*** LISTED ENTRIES

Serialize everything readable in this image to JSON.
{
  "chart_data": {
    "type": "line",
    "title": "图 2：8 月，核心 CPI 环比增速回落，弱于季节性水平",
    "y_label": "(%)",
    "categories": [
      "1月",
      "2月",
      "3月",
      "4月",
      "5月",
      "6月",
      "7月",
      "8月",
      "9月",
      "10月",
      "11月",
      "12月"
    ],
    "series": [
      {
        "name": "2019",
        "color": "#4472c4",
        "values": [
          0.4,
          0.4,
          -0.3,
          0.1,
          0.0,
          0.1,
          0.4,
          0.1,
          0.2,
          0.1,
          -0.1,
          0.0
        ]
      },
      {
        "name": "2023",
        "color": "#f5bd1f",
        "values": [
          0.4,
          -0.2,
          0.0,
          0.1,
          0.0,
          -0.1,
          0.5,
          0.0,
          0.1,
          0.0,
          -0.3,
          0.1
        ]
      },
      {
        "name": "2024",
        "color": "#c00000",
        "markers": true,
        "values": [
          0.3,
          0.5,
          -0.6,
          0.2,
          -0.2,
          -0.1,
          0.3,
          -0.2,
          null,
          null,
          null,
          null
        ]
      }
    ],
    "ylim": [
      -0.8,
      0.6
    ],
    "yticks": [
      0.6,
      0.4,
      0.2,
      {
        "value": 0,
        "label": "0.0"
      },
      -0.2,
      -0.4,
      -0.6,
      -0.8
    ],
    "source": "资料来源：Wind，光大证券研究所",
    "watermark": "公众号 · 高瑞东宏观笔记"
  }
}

******

- GIVEN PROBLEM: Go through the records above and retype each one exactly.

- ANSWER IN FULL:
Serialize everything readable in this image to JSON.
{
  "chart_data": {
    "type": "line",
    "title": "图 2：8 月，核心 CPI 环比增速回落，弱于季节性水平",
    "y_label": "(%)",
    "categories": [
      "1月",
      "2月",
      "3月",
      "4月",
      "5月",
      "6月",
      "7月",
      "8月",
      "9月",
      "10月",
      "11月",
      "12月"
    ],
    "series": [
      {
        "name": "2019",
        "color": "#4472c4",
        "values": [
          0.4,
          0.4,
          -0.3,
          0.1,
          0.0,
          0.1,
          0.4,
          0.1,
          0.2,
          0.1,
          -0.1,
          0.0
        ]
      },
      {
        "name": "2023",
        "color": "#f5bd1f",
        "values": [
          0.4,
          -0.2,
          0.0,
          0.1,
          0.0,
          -0.1,
          0.5,
          0.0,
          0.1,
          0.0,
          -0.3,
          0.1
        ]
      },
      {
        "name": "2024",
        "color": "#c00000",
        "markers": true,
        "values": [
          0.3,
          0.5,
          -0.6,
          0.2,
          -0.2,
          -0.1,
          0.3,
          -0.2,
          null,
          null,
          null,
          null
        ]
      }
    ],
    "ylim": [
      -0.8,
      0.6
    ],
    "yticks": [
      0.6,
      0.4,
      0.2,
      {
        "value": 0,
        "label": "0.0"
      },
      -0.2,
      -0.4,
      -0.6,
      -0.8
    ],
    "source": "资料来源：Wind，光大证券研究所",
    "watermark": "公众号 · 高瑞东宏观笔记"
  }
}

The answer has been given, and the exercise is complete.